··· DATASET EXTRACT ···

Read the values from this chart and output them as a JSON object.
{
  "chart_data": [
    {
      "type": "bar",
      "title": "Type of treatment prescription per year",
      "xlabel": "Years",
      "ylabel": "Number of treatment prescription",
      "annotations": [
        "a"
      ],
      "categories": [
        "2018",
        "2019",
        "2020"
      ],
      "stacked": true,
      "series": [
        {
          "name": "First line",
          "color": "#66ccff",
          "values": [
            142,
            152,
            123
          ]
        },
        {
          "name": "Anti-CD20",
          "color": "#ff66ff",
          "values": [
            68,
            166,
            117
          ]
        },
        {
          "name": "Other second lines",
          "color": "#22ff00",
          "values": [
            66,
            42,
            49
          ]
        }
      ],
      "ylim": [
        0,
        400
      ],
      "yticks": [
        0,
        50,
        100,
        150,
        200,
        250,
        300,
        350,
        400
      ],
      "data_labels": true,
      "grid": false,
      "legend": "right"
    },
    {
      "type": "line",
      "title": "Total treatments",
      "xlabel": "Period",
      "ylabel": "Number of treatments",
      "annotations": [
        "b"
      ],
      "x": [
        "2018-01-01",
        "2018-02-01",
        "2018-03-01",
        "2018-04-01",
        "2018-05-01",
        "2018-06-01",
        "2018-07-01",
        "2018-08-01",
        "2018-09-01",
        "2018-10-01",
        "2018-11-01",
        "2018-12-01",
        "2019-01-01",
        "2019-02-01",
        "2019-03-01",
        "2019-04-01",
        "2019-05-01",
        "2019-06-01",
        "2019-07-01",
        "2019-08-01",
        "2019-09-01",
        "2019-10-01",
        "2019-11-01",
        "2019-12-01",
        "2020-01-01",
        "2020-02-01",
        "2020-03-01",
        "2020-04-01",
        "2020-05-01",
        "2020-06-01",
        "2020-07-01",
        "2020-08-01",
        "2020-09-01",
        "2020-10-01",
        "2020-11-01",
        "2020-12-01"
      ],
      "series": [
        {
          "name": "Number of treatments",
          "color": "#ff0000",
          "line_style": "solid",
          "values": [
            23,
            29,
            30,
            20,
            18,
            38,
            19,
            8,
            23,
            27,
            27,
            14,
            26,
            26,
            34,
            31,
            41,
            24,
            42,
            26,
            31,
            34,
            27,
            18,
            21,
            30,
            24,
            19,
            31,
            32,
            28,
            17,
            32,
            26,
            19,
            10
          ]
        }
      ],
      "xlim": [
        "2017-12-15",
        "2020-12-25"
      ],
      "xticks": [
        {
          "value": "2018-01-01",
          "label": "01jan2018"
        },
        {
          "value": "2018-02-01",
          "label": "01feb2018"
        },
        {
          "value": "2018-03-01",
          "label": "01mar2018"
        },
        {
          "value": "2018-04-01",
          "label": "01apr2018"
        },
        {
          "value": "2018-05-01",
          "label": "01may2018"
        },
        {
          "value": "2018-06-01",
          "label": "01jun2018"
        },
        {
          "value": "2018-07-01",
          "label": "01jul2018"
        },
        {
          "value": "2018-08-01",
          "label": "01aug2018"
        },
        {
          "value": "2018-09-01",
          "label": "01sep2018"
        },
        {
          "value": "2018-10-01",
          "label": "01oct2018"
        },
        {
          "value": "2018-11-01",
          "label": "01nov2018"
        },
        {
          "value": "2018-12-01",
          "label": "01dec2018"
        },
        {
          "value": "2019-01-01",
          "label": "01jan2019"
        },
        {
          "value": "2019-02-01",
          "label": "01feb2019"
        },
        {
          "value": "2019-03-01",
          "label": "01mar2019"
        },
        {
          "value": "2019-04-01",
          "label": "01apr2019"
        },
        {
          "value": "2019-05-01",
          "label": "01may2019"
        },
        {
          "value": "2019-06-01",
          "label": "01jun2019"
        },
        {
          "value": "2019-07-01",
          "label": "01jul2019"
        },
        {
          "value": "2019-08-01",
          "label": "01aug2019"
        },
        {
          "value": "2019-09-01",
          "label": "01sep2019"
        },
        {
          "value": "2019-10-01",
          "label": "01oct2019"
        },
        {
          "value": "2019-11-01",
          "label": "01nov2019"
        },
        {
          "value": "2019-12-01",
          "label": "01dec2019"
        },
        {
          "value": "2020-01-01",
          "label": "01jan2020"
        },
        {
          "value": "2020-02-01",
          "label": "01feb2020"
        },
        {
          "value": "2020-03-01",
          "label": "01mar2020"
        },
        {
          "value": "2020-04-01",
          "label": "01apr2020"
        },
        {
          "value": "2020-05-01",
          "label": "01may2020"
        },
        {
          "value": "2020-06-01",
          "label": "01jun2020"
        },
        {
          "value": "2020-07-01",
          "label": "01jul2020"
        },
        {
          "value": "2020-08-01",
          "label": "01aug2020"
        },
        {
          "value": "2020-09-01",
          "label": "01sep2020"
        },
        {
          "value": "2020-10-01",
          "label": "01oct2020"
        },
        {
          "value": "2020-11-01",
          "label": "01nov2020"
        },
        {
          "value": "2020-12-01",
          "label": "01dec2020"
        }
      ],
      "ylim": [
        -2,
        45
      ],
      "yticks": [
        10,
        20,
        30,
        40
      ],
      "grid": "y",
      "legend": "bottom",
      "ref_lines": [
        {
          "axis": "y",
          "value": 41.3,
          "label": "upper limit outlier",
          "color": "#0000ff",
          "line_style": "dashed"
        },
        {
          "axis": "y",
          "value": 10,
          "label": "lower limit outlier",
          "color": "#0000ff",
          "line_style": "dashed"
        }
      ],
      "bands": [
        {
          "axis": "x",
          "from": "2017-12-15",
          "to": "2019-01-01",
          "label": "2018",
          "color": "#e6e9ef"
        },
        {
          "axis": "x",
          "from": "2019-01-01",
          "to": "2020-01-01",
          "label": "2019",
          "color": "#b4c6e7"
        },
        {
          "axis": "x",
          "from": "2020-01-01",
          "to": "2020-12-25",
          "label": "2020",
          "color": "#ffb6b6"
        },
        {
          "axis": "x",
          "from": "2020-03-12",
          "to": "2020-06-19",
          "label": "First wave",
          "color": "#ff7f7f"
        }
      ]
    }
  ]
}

···

# EXERCISE OBJECTIVE
Count up every line above that has the word "limit" in it; answer with the number alone.

# ANSWER TO THE TASK
2